What is being asked = Extract every line below that contains the word "の割合を加算した割合".

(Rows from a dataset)

■ ■ ■

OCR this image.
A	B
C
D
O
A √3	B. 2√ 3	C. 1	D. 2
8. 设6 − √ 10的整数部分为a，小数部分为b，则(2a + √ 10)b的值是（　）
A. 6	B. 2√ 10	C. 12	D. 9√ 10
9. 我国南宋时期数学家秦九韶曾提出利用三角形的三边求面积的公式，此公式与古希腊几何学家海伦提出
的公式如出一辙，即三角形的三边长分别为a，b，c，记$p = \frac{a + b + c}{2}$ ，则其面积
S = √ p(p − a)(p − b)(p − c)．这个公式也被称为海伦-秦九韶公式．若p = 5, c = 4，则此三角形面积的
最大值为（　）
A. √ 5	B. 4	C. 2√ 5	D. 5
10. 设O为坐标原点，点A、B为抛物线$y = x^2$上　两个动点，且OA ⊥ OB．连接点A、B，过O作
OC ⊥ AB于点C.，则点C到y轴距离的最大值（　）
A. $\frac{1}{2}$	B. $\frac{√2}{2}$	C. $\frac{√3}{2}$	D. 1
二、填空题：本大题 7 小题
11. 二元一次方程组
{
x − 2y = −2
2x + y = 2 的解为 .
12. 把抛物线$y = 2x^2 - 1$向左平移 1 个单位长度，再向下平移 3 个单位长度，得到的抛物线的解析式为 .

■ ■ ■

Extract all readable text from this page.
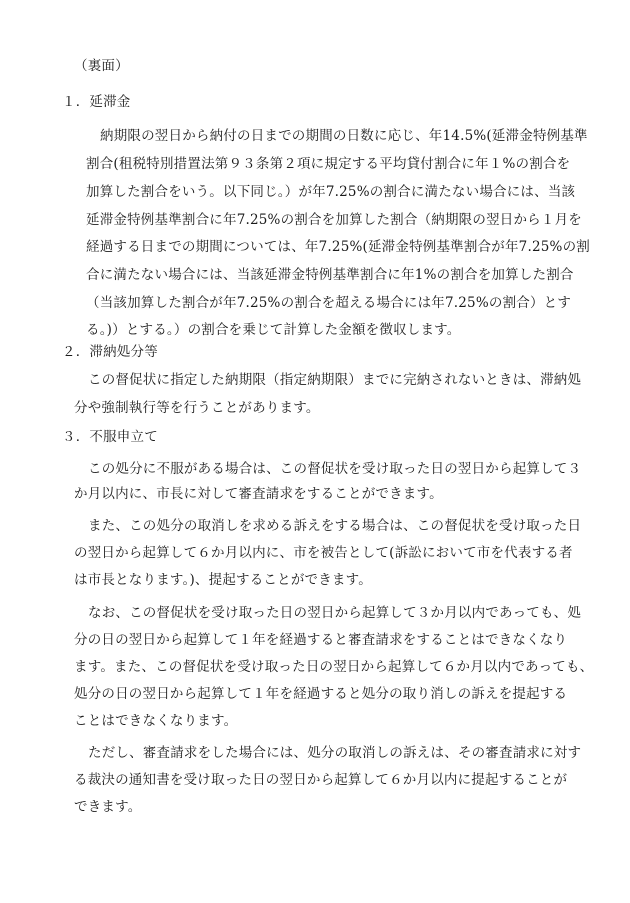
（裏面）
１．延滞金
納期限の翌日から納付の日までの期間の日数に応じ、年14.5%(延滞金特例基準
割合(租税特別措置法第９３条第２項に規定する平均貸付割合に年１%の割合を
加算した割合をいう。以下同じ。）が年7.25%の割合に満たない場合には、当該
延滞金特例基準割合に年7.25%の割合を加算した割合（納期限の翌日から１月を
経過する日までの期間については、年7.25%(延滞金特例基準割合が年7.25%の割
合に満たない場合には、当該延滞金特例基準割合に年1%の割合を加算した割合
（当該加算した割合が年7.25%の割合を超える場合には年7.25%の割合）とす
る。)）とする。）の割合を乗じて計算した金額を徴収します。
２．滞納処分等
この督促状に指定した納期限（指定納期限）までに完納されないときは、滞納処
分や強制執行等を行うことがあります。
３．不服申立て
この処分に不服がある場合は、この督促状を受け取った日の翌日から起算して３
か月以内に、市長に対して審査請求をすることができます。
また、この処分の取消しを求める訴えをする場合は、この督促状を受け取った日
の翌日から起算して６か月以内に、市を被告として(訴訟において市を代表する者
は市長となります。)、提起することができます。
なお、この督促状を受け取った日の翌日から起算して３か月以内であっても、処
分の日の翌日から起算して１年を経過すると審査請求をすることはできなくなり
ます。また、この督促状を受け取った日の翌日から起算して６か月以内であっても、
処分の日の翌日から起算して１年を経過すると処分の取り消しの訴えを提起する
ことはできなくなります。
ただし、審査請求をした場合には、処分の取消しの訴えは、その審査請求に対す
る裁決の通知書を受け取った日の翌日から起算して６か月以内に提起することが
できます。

■ ■ ■

Answer for this exercise =
延滞金特例基準割合に年7.25%の割合を加算した割合（納期限の翌日から１月を
合に満たない場合には、当該延滞金特例基準割合に年1%の割合を加算した割合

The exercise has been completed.